• _Exercise requirements_
Without the pictures, write out all the lines below exactly as they appear.

• _Input material_
>> BEGIN

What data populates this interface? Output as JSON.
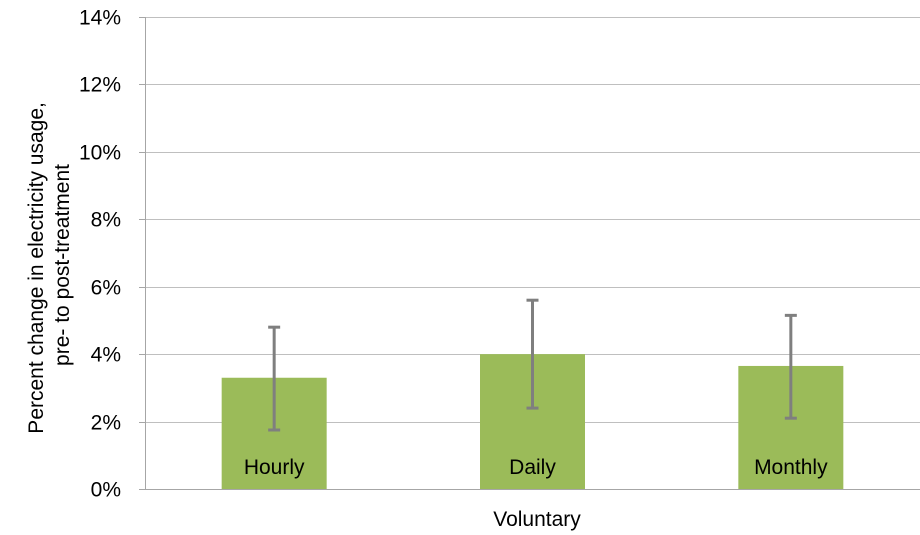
{
  "chart_data": {
    "type": "bar",
    "title": "",
    "xlabel": "Voluntary",
    "ylabel_lines": [
      "Percent change in electricity usage,",
      "pre- to post-treatment"
    ],
    "categories": [
      "Hourly",
      "Daily",
      "Monthly"
    ],
    "series": [
      {
        "values": [
          3.3,
          4.0,
          3.65
        ],
        "error_low": [
          1.75,
          2.4,
          2.1
        ],
        "error_high": [
          4.8,
          5.6,
          5.15
        ]
      }
    ],
    "y_unit": "%",
    "ylim": [
      0,
      14
    ],
    "yticks": [
      0,
      2,
      4,
      6,
      8,
      10,
      12,
      14
    ],
    "ytick_labels": [
      "0%",
      "2%",
      "4%",
      "6%",
      "8%",
      "10%",
      "12%",
      "14%"
    ],
    "grid": true,
    "legend": "none",
    "bar_labels_inside": true
  },
  "colors": {
    "bar": "#9bbb59",
    "error_bar": "#7f7f7f",
    "grid": "#bfbfbf",
    "axis": "#a6a6a6"
  }
}
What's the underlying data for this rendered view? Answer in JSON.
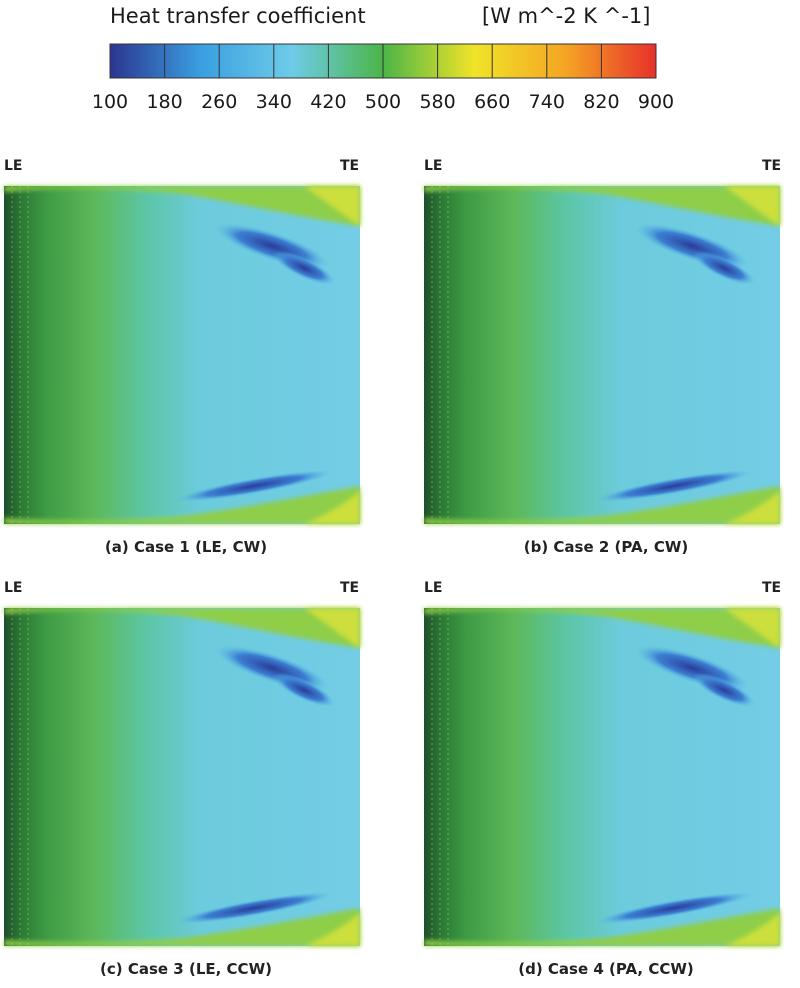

>> END

• _Reply_
What data populates this interface? Output as JSON.
{
  "chart_data": {
    "type": "bar",
    "title": "",
    "xlabel": "Voluntary",
    "ylabel_lines": [
      "Percent change in electricity usage,",
      "pre- to post-treatment"
    ],
    "categories": [
      "Hourly",
      "Daily",
      "Monthly"
    ],
    "series": [
      {
        "values": [
          3.3,
          4.0,
          3.65
        ],
        "error_low": [
          1.75,
          2.4,
          2.1
        ],
        "error_high": [
          4.8,
          5.6,
          5.15
        ]
      }
    ],
    "y_unit": "%",
    "ylim": [
      0,
      14
    ],
    "yticks": [
      0,
      2,
      4,
      6,
      8,
      10,
      12,
      14
    ],
    "ytick_labels": [
      "0%",
      "2%",
      "4%",
      "6%",
      "8%",
      "10%",
      "12%",
      "14%"
    ],
    "grid": true,
    "legend": "none",
    "bar_labels_inside": true
  },
  "colors": {
    "bar": "#9bbb59",
    "error_bar": "#7f7f7f",
    "grid": "#bfbfbf",
    "axis": "#a6a6a6"
  }
}
What's the underlying data for this rendered view? Answer in JSON.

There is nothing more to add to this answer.